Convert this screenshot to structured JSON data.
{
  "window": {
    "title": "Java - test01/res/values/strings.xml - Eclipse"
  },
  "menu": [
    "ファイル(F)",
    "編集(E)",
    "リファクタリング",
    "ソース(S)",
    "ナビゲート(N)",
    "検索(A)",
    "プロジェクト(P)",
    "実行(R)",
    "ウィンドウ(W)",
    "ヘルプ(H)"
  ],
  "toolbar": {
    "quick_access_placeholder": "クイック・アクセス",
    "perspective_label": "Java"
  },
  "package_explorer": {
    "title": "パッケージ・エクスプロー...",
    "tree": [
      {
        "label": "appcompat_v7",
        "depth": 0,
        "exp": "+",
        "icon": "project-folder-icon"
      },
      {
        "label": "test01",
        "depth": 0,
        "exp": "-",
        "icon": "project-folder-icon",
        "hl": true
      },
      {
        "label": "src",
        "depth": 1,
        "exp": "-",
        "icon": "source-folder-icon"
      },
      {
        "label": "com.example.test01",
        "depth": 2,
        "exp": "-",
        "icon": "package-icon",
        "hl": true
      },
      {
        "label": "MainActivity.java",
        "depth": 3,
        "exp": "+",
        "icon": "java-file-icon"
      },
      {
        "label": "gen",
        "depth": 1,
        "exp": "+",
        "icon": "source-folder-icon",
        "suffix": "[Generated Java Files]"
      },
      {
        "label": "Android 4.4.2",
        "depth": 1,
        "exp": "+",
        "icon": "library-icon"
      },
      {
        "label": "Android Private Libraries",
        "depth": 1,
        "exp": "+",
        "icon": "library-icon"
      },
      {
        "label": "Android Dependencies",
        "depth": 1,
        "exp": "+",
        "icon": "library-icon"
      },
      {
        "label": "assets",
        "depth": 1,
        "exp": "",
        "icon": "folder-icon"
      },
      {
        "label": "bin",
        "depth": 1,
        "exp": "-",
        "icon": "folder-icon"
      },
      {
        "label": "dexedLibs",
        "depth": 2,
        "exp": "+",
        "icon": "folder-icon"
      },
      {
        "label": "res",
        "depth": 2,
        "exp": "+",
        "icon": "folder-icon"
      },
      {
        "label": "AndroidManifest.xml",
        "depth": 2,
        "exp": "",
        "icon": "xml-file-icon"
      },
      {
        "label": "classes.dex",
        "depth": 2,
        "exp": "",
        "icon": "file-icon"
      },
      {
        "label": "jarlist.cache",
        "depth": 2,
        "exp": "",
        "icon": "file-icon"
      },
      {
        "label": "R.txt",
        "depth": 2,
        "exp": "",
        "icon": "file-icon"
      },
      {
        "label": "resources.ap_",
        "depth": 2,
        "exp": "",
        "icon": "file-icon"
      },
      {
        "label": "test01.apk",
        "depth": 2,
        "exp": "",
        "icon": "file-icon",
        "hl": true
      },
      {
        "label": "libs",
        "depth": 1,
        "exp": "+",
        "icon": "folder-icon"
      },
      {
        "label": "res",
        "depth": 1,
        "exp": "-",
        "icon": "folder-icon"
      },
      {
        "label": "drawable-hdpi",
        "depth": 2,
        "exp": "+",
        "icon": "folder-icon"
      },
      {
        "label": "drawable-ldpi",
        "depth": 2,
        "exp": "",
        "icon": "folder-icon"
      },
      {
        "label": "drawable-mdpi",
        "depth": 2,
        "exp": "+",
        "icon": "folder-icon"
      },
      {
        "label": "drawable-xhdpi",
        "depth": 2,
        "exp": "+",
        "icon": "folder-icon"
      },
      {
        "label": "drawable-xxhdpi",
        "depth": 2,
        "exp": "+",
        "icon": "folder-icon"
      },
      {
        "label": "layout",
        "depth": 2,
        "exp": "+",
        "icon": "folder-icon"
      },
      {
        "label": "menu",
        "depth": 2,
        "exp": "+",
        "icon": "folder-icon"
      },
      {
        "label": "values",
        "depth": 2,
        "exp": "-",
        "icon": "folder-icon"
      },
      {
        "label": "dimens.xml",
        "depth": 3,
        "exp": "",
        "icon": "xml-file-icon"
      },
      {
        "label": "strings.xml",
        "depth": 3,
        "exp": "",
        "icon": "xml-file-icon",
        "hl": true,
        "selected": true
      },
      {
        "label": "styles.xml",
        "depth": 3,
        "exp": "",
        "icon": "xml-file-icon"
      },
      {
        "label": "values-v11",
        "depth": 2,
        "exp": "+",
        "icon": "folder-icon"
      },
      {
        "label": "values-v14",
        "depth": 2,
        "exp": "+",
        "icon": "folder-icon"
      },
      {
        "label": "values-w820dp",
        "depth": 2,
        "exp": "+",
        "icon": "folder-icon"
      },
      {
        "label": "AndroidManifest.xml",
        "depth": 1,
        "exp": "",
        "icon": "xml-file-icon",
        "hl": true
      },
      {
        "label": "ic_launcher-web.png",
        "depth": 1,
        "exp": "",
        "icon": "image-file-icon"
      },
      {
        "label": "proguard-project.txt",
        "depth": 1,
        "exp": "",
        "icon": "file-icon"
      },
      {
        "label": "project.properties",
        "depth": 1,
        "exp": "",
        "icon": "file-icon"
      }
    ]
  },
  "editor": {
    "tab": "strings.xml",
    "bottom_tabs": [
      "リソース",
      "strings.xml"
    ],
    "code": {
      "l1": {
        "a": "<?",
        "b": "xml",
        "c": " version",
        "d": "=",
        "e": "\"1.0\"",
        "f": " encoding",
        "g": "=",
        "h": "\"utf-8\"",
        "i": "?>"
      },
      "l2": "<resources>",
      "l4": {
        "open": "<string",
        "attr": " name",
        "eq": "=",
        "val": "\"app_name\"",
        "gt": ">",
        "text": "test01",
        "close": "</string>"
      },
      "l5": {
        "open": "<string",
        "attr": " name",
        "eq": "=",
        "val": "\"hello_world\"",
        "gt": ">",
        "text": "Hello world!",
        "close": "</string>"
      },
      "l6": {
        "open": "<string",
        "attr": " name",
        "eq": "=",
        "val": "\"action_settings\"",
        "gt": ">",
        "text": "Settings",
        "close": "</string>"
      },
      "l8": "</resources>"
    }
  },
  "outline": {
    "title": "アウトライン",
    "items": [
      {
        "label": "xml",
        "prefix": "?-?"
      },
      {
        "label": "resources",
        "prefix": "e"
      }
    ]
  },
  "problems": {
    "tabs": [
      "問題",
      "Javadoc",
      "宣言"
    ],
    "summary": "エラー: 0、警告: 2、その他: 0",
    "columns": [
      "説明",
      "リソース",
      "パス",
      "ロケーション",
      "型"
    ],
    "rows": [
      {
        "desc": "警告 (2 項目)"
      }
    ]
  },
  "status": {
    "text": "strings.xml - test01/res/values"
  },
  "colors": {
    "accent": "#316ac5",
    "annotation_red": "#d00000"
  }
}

Problem to work on>
From the data, pick out every line that includes "values".

Task answer>
    "title": "Java - test01/res/values/strings.xml - Eclipse"
        "label": "values",
        "label": "values-v11",
        "label": "values-v14",
        "label": "values-w820dp",
    "text": "strings.xml - test01/res/values"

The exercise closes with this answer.